Provided records start
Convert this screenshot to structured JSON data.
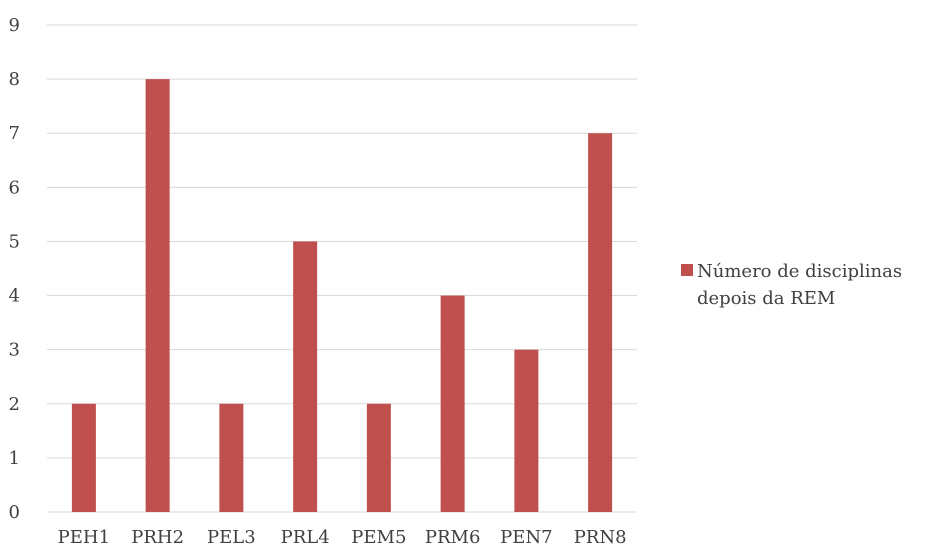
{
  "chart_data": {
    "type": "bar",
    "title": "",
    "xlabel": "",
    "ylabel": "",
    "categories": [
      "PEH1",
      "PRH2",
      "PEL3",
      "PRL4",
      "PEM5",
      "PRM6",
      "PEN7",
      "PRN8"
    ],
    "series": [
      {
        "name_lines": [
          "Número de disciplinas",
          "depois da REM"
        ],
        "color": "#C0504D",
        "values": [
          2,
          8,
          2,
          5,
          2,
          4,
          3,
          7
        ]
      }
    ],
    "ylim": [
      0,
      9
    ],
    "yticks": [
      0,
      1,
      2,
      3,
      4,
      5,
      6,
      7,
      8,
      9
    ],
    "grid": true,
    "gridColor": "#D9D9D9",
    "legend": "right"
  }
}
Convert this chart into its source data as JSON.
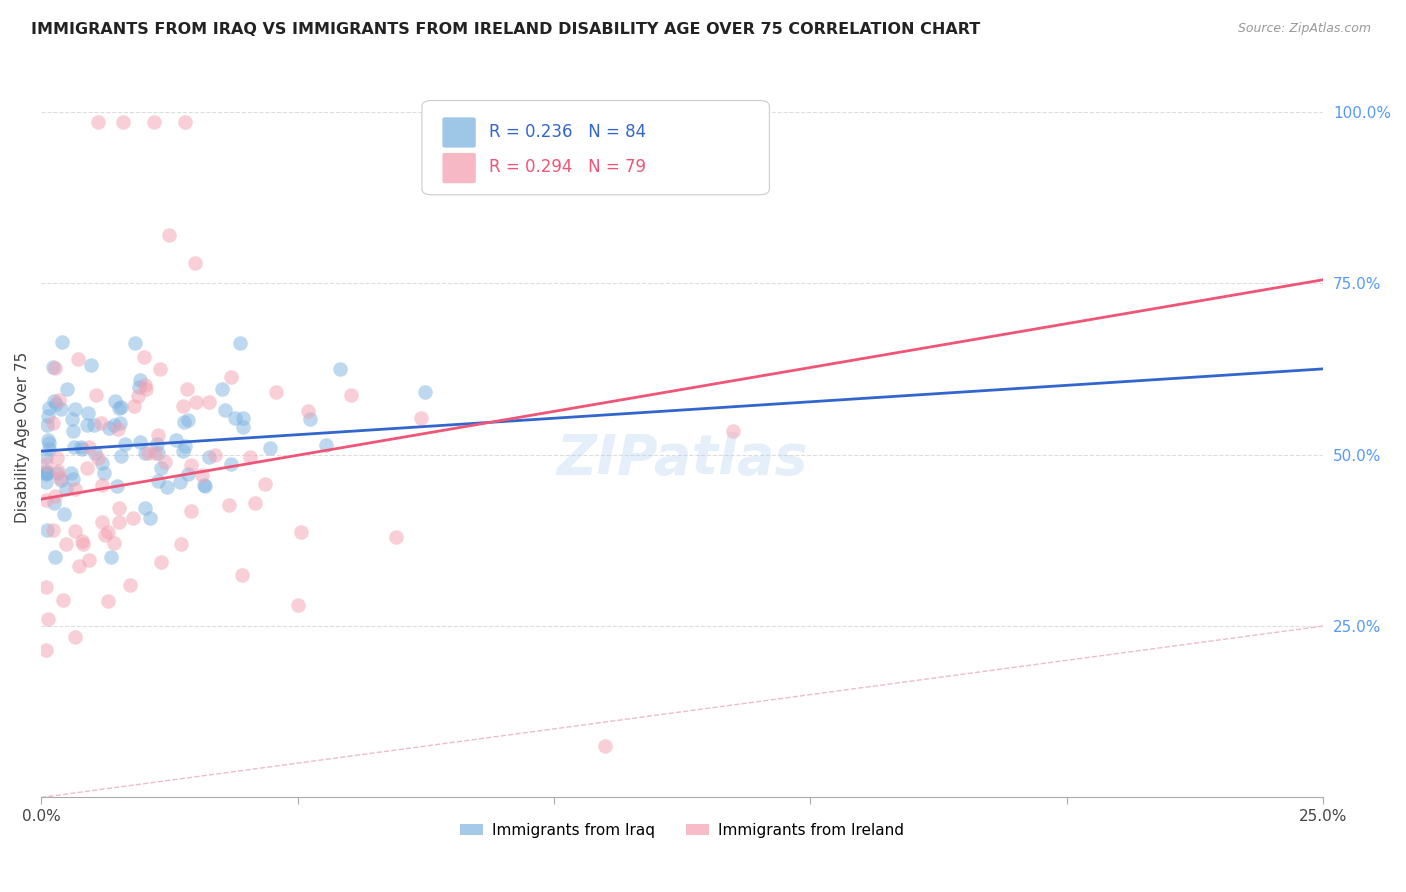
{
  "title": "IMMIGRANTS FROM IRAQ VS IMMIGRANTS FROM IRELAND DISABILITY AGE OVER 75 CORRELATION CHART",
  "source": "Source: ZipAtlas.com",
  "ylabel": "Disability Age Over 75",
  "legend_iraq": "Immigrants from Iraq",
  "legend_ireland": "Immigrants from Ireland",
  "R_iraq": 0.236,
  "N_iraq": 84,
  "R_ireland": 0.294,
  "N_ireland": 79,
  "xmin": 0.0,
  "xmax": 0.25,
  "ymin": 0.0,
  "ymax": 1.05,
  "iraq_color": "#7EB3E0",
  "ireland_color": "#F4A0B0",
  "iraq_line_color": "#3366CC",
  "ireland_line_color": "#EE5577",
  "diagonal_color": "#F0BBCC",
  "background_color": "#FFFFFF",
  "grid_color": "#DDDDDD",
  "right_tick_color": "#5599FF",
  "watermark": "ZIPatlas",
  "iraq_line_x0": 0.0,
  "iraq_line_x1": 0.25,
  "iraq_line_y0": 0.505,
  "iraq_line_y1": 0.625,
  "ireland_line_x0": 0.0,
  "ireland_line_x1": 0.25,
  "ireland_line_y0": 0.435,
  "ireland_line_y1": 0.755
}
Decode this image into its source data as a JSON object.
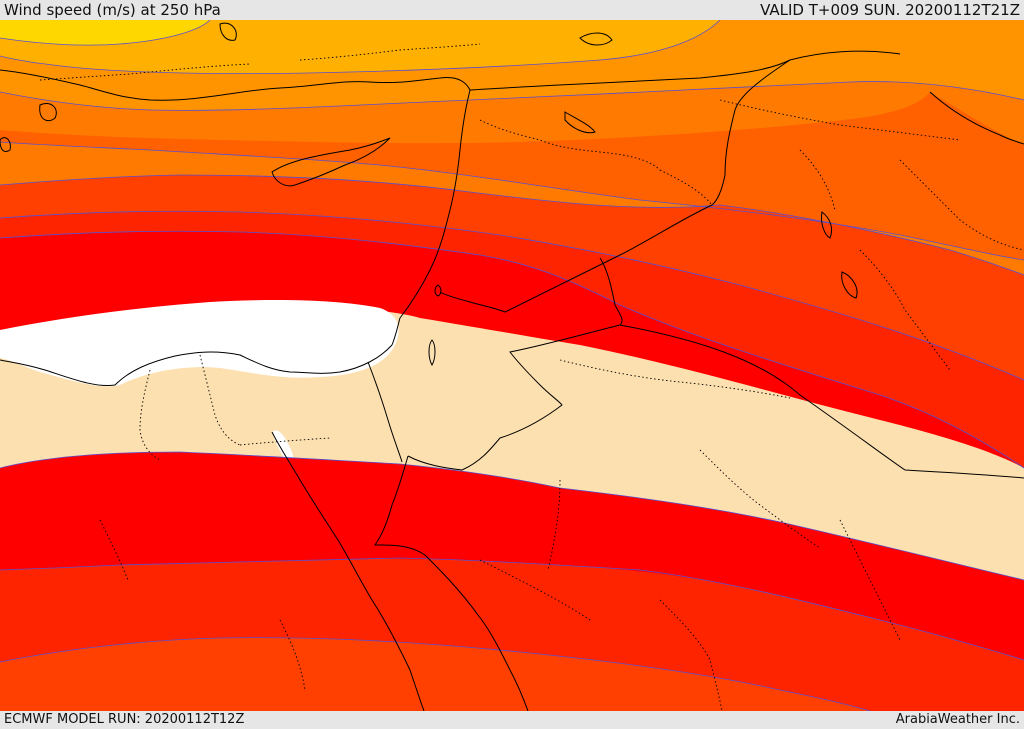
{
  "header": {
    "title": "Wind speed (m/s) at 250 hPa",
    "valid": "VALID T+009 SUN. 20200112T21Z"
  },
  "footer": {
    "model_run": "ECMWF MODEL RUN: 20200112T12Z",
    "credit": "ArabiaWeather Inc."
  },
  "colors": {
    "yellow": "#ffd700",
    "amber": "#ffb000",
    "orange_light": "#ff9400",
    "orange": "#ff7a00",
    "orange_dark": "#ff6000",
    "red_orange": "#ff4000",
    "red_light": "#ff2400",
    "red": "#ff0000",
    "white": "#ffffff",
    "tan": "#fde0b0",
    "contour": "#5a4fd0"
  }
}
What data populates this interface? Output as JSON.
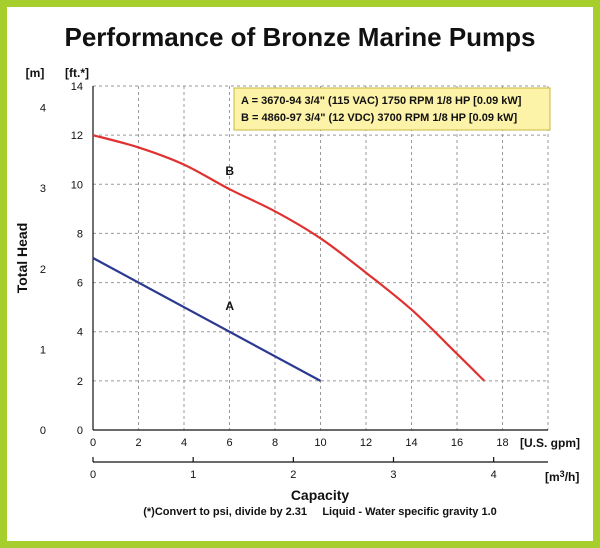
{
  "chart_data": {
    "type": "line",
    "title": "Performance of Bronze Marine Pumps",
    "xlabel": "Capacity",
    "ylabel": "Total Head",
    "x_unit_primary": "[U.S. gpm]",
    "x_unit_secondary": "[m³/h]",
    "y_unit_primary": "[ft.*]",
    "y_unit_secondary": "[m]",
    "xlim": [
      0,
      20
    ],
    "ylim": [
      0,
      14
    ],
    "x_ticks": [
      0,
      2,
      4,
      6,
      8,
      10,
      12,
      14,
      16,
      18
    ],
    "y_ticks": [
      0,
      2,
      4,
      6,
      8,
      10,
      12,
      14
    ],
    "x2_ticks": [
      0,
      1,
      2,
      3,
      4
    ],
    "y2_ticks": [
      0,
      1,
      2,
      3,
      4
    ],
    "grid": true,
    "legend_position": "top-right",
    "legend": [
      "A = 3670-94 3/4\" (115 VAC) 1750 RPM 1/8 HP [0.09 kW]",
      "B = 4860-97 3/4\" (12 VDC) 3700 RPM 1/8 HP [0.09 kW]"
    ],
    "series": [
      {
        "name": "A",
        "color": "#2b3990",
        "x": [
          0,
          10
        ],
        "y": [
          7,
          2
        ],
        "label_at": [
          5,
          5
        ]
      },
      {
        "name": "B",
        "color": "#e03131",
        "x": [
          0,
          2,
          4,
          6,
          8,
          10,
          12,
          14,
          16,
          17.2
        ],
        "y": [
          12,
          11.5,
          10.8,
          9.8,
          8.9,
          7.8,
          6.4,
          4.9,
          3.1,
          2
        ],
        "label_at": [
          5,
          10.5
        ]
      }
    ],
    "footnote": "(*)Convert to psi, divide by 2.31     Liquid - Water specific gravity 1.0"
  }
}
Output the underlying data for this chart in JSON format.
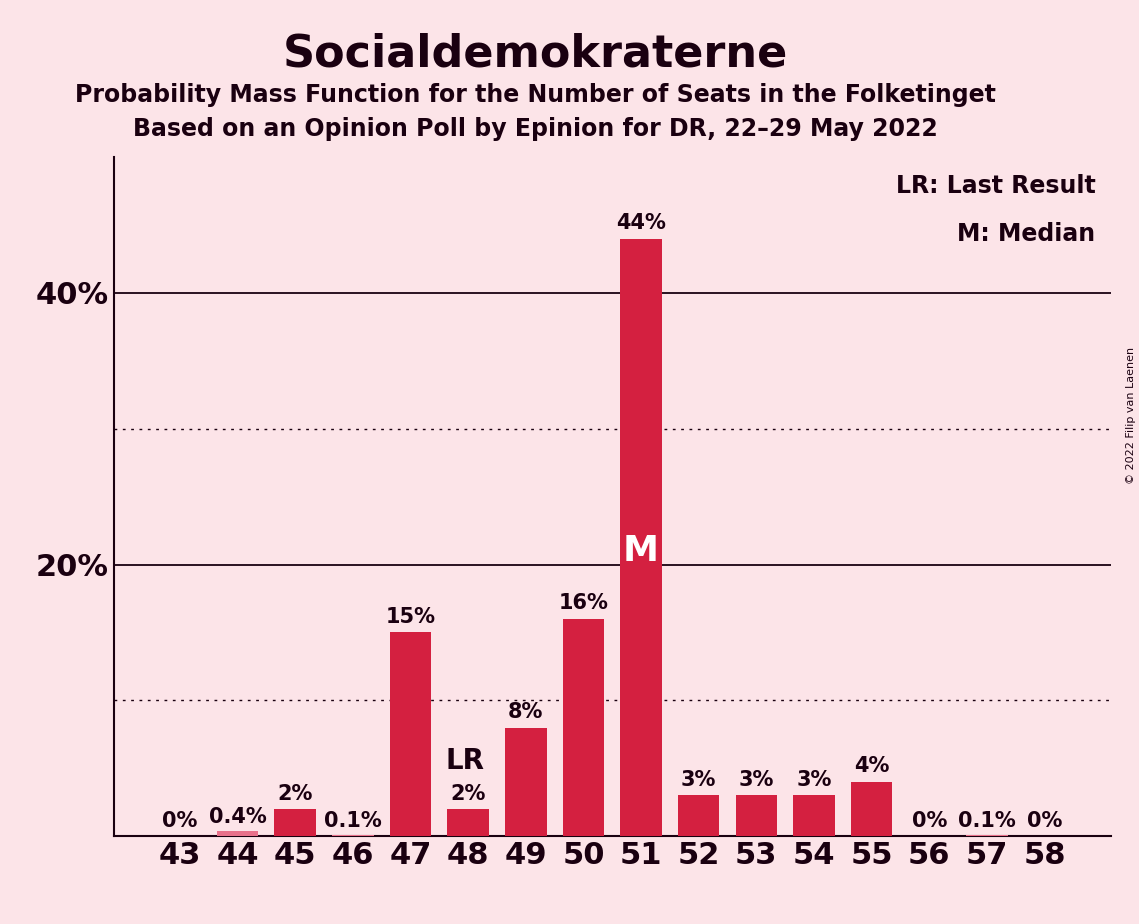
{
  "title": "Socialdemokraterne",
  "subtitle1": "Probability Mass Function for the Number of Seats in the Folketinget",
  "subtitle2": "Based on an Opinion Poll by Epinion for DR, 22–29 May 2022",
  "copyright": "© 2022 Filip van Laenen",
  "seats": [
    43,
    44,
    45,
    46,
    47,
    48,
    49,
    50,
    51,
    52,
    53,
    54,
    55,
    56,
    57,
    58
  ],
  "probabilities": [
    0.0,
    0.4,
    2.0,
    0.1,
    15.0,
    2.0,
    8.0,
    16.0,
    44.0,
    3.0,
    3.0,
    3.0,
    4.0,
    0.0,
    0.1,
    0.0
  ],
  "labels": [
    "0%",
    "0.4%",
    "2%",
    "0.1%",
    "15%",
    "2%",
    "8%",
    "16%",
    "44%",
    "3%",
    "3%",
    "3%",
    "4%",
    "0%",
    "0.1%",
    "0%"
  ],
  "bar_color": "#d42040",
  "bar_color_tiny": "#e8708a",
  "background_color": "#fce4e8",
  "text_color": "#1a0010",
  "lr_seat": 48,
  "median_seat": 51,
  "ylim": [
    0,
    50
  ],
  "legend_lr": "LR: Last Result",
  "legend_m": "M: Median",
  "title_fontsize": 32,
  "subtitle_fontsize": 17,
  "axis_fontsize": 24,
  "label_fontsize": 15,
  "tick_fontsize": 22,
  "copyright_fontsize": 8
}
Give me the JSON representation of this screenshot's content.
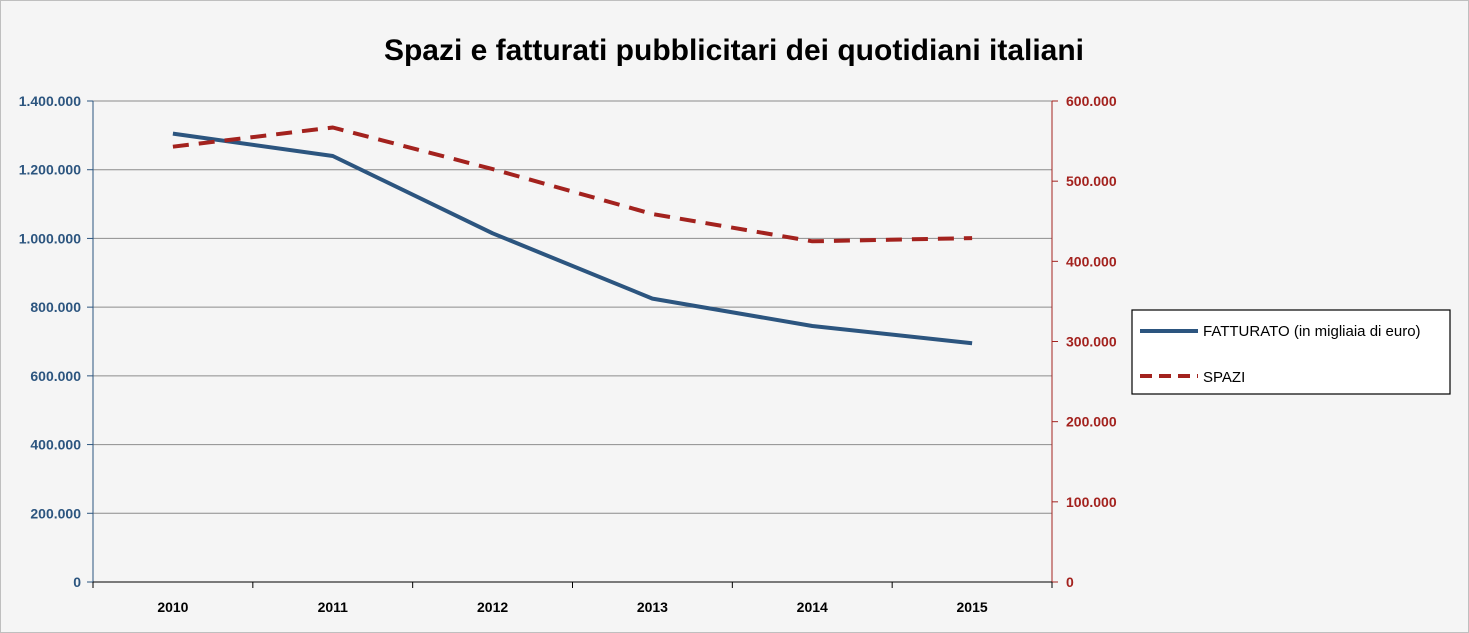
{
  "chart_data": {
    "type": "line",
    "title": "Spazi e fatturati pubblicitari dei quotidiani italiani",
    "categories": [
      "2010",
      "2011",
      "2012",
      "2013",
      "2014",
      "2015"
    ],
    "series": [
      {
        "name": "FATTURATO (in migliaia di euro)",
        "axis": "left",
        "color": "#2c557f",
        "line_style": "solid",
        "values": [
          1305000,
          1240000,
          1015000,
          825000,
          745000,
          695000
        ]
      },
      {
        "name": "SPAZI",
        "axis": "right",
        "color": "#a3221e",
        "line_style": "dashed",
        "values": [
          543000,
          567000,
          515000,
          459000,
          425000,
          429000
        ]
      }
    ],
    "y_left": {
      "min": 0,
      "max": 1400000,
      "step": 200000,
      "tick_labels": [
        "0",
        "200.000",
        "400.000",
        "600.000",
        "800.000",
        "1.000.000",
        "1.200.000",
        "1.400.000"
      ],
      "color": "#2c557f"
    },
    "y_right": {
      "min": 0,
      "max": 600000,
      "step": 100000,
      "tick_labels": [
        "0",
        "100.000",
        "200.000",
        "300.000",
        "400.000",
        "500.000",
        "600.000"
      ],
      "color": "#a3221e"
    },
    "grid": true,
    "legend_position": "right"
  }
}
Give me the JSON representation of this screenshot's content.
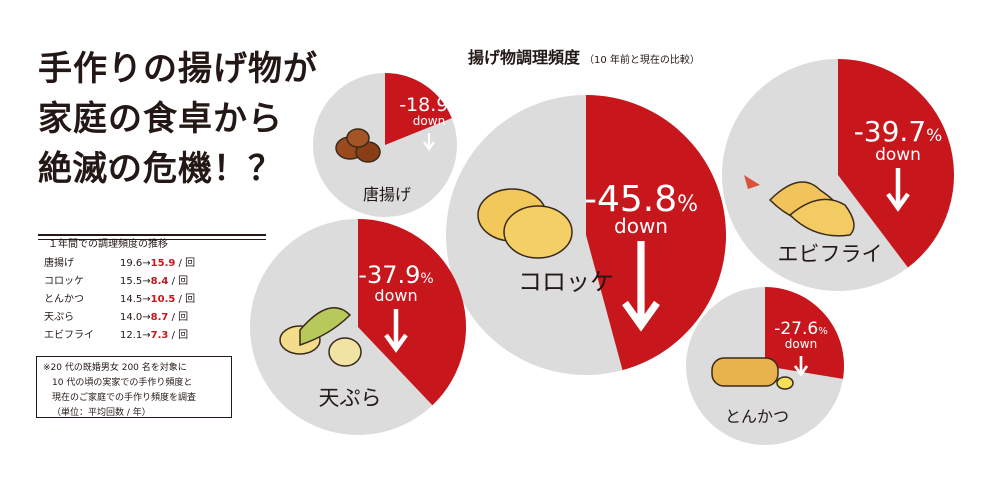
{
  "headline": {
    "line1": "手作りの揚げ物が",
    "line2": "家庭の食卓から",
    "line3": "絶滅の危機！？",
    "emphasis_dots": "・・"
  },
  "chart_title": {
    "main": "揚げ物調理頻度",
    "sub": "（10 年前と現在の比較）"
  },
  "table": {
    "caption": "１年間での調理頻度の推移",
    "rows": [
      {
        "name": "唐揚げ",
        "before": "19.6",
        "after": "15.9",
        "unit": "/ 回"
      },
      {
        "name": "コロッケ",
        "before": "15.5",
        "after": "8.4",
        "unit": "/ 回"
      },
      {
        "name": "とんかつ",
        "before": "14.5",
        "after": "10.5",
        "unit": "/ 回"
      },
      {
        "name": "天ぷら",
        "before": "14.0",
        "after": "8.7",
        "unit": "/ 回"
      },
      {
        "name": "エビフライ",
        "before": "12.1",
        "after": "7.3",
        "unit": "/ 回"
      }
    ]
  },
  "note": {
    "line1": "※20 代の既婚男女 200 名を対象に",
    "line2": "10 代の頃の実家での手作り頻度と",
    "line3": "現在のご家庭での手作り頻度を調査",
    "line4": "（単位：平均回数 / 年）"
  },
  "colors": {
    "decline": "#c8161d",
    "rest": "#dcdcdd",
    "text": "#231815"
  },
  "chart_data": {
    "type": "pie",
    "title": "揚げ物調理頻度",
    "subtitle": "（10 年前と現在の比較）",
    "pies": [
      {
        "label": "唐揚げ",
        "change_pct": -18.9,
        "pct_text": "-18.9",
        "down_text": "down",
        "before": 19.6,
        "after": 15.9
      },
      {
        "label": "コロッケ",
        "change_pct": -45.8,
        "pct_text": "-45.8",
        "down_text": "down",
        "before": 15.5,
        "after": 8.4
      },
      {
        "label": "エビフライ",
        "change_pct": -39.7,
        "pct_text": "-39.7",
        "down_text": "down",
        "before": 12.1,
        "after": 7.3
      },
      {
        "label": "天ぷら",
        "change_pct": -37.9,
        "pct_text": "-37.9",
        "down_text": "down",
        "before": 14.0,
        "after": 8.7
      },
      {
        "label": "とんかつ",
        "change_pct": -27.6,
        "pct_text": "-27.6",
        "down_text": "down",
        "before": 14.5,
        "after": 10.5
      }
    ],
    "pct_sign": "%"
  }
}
Provided records end
_Description of the task_
Where a line contains the string "after", extract that line.

_Response_
        "after": "15.9",
        "after": "8.4",
        "after": "10.5",
        "after": "8.7",
        "after": "7.3",
        "after": 15.9
        "after": 8.4
        "after": 7.3
        "after": 8.7
        "after": 10.5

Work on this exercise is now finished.